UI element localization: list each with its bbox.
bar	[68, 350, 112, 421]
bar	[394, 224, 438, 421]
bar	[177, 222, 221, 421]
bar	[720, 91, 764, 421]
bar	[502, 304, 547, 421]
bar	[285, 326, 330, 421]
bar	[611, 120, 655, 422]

######

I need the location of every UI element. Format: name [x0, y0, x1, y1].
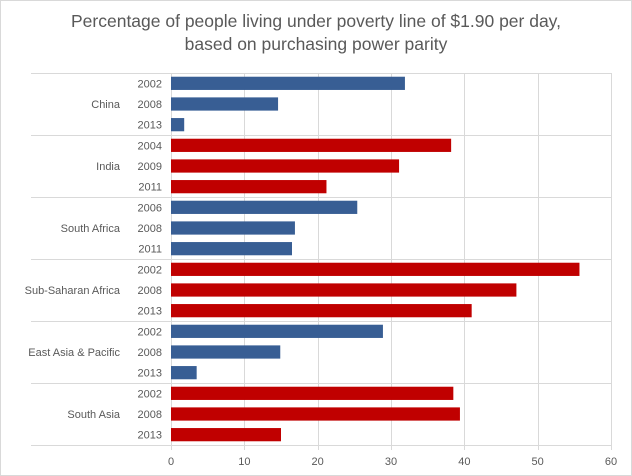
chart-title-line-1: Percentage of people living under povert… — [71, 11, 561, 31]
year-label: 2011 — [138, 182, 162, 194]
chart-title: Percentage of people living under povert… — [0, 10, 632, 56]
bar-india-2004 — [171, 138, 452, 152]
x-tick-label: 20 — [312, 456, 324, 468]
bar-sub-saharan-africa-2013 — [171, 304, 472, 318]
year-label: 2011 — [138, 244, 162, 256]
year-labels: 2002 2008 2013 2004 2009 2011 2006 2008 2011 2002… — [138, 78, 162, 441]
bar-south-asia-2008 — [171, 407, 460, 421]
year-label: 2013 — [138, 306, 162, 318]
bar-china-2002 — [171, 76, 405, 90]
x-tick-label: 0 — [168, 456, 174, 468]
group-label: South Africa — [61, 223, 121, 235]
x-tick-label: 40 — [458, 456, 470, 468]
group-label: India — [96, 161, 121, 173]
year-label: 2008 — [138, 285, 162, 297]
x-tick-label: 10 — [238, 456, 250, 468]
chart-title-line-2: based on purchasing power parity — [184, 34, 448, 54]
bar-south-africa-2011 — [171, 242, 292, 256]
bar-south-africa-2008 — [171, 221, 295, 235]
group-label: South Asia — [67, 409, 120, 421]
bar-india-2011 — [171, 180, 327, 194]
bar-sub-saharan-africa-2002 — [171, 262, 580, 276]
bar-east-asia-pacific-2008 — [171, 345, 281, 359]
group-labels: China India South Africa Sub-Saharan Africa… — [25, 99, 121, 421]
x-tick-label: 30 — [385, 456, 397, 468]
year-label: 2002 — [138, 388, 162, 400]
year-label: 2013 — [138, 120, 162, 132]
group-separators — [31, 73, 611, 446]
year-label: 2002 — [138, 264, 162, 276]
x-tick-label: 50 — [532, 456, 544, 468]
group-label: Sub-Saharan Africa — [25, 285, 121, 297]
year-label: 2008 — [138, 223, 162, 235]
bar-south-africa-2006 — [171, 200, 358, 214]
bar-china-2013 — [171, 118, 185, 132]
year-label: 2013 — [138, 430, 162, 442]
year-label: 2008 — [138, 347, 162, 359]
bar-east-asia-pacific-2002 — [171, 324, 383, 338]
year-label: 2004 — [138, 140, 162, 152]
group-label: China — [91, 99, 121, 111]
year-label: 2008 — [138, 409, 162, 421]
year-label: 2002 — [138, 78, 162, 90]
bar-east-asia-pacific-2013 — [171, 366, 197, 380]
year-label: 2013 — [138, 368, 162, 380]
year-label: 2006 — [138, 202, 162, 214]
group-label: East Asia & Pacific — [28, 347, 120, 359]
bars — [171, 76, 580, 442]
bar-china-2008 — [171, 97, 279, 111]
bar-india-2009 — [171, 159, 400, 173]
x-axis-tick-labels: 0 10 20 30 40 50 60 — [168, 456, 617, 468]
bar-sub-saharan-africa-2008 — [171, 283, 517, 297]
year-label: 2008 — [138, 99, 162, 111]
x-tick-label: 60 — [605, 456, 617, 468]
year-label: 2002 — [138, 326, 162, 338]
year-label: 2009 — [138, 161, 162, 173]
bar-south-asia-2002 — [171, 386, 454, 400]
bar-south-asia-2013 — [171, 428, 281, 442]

######

▶ [What is expected]: Rewrite the lines from the one with "UI element localization: list" to the one with "120, 655, 422]", putting "bounding box" in place of "bbox" and leaving everything else unchanged.

▶ [Result of the task]:
UI element localization: list each with its bounding box.
bar	[68, 350, 112, 421]
bar	[394, 224, 438, 421]
bar	[177, 222, 221, 421]
bar	[720, 91, 764, 421]
bar	[502, 304, 547, 421]
bar	[285, 326, 330, 421]
bar	[611, 120, 655, 422]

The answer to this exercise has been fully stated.